» Objective
Present each line of the entries below that holds the word "title".
⁂
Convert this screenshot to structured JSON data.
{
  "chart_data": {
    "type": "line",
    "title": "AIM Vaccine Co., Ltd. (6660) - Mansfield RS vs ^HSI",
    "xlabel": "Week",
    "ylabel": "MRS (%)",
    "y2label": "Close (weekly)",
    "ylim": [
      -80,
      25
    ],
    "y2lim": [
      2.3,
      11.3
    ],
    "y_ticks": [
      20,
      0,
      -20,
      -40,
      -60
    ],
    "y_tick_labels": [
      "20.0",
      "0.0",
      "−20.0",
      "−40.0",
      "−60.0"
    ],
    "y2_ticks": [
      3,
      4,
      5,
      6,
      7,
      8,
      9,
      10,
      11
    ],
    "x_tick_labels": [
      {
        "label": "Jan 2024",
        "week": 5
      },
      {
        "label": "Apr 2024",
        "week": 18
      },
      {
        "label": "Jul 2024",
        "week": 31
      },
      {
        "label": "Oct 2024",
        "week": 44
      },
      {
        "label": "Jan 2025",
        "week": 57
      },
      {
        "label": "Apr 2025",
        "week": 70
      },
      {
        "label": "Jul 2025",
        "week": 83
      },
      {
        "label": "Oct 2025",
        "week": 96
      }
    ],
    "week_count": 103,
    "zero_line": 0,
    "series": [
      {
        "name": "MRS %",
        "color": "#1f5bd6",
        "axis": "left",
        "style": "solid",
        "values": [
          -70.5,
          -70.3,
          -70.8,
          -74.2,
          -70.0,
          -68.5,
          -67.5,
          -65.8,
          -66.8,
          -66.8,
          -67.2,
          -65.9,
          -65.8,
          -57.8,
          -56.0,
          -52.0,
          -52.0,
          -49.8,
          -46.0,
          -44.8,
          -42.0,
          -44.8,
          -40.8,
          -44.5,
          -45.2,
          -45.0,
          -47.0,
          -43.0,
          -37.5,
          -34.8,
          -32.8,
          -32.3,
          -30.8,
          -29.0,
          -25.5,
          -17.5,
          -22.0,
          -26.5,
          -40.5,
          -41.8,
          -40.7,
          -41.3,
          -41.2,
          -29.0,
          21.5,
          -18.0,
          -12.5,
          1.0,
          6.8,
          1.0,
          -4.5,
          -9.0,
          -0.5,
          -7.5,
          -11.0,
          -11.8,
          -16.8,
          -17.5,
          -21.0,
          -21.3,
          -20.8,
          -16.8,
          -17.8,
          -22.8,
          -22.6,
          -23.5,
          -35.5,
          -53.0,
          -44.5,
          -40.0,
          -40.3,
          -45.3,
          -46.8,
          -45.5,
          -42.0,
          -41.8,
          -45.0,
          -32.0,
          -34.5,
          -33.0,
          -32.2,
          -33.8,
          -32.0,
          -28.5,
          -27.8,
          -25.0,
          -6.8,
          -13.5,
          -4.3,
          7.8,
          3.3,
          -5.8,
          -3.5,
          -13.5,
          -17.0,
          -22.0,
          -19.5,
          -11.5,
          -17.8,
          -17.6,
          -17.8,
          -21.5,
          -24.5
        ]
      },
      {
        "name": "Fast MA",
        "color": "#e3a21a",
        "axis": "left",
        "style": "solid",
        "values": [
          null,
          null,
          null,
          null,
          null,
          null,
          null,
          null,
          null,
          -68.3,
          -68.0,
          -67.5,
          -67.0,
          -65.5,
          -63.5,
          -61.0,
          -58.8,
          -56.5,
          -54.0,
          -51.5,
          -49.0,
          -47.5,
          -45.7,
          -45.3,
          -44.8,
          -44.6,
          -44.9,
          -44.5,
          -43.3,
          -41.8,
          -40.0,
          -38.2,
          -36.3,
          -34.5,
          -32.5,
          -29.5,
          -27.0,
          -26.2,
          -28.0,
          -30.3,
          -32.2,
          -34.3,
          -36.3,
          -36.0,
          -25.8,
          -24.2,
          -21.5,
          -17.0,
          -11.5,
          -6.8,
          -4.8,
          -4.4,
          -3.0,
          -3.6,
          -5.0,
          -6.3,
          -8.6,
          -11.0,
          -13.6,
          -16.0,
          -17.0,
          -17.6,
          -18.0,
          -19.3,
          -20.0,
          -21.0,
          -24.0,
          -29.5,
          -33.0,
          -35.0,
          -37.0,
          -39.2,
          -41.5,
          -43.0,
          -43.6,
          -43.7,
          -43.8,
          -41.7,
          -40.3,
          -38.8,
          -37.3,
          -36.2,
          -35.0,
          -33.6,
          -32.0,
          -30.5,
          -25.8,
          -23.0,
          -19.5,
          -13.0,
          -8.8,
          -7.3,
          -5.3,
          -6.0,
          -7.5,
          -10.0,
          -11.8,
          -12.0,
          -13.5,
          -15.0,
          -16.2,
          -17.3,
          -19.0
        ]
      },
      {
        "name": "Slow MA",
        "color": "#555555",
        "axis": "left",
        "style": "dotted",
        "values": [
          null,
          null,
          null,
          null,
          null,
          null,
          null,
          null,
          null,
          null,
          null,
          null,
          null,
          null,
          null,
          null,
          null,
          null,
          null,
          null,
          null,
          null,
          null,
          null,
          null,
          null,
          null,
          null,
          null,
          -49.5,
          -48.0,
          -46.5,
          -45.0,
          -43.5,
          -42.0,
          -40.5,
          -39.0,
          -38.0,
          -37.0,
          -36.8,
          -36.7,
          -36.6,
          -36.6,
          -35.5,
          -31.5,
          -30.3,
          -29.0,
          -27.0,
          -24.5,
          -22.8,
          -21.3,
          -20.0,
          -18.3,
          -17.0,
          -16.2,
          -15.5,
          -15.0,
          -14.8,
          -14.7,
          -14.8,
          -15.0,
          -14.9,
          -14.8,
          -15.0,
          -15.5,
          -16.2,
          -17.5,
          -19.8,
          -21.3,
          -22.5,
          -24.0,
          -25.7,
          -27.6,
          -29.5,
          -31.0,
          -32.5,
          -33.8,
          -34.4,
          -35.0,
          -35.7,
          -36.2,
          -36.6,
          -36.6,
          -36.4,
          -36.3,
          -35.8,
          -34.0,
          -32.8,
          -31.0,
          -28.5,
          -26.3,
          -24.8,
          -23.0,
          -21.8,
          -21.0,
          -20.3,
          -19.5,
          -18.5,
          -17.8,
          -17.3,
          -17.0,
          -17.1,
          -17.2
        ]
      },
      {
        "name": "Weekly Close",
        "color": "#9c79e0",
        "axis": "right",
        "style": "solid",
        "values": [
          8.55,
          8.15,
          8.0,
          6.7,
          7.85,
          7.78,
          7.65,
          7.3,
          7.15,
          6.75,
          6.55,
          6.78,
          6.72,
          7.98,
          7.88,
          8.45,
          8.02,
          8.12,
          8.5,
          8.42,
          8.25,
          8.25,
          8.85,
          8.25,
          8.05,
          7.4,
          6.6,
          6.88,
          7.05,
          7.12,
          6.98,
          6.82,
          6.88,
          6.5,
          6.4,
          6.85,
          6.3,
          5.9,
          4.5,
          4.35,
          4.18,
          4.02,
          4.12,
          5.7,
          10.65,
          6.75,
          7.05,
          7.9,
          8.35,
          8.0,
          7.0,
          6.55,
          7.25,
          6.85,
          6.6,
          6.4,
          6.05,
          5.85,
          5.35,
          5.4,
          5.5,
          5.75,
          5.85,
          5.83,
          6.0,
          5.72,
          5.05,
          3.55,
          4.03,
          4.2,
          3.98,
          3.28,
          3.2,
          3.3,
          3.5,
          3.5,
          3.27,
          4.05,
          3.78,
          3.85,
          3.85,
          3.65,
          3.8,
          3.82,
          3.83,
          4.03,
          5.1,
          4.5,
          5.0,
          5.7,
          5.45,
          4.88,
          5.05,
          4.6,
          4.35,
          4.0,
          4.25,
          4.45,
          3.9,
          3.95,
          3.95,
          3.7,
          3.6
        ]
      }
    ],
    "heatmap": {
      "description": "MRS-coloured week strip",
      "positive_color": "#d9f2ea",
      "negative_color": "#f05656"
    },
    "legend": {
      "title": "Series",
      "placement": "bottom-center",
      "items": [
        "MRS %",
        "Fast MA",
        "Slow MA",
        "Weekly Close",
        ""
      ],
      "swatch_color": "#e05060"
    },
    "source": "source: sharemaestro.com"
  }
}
⁂
» Answer to the problem
    "title": "AIM Vaccine Co., Ltd. (6660) - Mansfield RS vs ^HSI",
      "title": "Series",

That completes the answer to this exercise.